Dataset excerpt
· · ·

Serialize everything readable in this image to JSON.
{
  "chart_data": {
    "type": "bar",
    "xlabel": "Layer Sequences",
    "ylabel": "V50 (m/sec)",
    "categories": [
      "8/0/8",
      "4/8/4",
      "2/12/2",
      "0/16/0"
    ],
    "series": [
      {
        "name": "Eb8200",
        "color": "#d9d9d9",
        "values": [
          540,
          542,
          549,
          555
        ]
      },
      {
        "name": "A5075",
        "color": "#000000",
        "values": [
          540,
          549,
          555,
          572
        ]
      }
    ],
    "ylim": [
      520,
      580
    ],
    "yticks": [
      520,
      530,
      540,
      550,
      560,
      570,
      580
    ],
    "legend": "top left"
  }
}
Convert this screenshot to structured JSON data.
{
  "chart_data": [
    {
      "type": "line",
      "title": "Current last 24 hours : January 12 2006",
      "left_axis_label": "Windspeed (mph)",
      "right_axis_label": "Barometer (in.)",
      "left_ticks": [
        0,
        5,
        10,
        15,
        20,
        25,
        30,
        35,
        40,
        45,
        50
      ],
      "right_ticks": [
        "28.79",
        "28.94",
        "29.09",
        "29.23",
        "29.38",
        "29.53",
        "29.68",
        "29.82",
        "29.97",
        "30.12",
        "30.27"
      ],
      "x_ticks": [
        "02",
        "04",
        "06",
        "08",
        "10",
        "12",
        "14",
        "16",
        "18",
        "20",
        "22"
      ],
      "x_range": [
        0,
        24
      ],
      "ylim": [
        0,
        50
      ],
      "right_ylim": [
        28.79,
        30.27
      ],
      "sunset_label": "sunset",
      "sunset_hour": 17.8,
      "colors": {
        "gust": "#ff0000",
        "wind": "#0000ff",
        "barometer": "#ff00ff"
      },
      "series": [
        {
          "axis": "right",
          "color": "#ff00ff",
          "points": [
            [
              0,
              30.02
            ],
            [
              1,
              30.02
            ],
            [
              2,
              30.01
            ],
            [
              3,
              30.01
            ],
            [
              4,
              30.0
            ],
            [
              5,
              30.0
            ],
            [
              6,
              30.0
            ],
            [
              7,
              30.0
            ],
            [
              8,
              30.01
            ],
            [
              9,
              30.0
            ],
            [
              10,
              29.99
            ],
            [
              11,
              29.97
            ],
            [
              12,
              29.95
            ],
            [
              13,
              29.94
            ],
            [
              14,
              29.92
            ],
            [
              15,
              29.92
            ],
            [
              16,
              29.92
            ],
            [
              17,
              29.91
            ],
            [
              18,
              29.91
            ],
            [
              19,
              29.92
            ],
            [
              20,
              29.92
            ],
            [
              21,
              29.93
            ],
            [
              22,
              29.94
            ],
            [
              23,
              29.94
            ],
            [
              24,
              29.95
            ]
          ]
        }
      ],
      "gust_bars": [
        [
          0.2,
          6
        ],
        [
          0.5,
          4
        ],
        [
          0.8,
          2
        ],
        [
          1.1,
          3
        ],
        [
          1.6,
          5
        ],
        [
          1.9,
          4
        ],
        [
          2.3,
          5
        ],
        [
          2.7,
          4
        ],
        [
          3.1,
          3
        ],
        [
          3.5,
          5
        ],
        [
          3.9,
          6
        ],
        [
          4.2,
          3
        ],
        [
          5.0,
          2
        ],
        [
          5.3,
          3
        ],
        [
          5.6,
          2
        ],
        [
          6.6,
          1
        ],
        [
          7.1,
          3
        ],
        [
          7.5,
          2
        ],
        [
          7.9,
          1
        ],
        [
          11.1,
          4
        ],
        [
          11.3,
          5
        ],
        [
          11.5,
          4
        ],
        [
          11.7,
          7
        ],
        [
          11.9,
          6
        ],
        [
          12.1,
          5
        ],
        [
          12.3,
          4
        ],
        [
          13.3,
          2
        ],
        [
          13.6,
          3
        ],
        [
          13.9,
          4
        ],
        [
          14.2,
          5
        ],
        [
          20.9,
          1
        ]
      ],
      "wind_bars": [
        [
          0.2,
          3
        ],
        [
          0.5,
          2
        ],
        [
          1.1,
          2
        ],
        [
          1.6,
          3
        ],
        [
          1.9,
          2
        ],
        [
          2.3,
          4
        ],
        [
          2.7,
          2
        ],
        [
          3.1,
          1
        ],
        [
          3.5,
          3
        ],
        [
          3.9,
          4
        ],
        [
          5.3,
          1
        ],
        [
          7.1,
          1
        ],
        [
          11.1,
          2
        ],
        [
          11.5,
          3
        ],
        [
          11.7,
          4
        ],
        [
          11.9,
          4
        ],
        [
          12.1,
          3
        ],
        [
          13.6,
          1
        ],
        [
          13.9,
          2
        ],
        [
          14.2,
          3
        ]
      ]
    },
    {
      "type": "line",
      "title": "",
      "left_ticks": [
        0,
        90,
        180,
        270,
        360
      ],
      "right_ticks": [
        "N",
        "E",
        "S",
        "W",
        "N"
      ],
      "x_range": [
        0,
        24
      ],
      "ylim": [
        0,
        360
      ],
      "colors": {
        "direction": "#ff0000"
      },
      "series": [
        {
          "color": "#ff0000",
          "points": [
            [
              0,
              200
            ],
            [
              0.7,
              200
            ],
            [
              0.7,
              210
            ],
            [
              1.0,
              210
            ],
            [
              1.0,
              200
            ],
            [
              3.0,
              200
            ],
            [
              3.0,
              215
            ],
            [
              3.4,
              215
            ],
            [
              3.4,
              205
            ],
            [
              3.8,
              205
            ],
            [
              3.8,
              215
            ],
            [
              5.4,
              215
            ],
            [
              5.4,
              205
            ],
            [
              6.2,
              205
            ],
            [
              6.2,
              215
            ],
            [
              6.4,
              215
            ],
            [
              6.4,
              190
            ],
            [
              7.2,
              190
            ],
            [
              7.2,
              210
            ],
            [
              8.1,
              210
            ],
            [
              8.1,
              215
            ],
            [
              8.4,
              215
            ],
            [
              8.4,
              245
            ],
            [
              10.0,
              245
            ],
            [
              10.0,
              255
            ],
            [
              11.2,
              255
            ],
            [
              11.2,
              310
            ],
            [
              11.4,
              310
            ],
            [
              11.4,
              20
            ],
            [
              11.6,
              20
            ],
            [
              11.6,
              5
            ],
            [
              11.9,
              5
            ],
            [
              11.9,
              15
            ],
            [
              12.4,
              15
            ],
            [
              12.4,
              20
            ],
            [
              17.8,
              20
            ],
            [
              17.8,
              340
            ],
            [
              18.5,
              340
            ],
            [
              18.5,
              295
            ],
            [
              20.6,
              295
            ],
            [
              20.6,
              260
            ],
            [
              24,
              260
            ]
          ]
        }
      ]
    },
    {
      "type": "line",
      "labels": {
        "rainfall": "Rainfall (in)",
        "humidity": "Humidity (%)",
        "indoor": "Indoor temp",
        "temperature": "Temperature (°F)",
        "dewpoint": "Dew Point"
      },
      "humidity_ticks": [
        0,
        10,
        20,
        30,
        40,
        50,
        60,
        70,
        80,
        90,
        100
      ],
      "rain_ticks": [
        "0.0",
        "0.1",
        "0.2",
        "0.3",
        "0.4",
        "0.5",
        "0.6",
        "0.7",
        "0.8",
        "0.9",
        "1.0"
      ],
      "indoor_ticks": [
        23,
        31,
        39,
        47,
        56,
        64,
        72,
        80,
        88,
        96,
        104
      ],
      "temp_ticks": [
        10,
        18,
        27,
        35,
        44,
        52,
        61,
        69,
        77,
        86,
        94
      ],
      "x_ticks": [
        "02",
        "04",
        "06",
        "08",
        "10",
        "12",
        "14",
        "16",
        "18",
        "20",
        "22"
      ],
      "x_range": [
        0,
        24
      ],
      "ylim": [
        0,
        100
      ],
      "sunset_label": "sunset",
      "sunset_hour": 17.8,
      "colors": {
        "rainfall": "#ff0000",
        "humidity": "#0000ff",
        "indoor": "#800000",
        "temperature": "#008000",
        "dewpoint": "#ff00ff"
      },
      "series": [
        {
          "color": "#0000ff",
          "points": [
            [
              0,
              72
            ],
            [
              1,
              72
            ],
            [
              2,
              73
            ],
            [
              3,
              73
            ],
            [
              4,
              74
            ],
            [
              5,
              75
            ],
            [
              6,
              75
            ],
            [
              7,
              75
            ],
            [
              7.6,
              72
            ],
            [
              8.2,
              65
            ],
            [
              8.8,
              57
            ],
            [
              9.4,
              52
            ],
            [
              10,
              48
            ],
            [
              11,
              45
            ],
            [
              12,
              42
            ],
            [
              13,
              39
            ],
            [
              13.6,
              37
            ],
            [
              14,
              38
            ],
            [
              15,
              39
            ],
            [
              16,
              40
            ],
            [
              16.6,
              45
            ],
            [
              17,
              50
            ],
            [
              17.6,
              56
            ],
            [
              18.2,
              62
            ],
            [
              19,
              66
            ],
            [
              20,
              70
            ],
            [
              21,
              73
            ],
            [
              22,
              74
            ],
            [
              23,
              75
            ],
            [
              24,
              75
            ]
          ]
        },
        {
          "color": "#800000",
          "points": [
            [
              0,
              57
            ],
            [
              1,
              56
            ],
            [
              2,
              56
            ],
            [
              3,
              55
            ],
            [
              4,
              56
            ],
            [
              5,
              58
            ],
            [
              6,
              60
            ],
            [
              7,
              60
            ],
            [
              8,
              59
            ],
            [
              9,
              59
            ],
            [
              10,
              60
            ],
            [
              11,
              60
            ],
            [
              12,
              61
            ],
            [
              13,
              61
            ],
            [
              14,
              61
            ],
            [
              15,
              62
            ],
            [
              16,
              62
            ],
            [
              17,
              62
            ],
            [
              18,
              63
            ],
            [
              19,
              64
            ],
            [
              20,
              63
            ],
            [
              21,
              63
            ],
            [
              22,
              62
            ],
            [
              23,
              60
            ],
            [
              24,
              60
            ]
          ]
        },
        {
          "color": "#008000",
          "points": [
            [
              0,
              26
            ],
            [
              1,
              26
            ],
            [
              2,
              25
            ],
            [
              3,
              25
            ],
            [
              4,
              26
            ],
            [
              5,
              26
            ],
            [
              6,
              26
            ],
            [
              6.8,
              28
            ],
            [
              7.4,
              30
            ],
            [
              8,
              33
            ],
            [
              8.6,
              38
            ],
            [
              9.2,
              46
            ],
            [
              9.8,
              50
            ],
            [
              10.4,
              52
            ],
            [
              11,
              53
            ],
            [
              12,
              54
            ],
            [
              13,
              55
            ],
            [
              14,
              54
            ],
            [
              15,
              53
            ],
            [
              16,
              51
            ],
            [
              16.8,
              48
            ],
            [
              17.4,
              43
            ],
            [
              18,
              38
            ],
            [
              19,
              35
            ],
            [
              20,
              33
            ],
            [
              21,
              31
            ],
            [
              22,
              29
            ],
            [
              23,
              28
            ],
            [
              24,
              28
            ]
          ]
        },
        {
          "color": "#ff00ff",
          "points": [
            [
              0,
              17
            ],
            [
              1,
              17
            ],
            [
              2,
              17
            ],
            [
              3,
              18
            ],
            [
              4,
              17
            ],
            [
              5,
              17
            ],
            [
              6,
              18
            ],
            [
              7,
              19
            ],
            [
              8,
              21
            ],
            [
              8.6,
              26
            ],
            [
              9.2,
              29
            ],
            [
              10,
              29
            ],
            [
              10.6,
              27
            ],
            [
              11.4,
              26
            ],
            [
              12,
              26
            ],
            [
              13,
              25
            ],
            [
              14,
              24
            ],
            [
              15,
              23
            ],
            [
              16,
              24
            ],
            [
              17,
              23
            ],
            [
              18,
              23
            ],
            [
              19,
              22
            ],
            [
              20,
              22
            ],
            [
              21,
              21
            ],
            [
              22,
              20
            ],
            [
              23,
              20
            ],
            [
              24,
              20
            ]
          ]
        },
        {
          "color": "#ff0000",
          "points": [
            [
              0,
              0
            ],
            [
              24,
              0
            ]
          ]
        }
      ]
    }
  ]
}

· · ·

# Exercise aim
In the entries above, find each line with the string "dewpoint" and copy it.

# Response
        "dewpoint": "Dew Point"
        "dewpoint": "#ff00ff"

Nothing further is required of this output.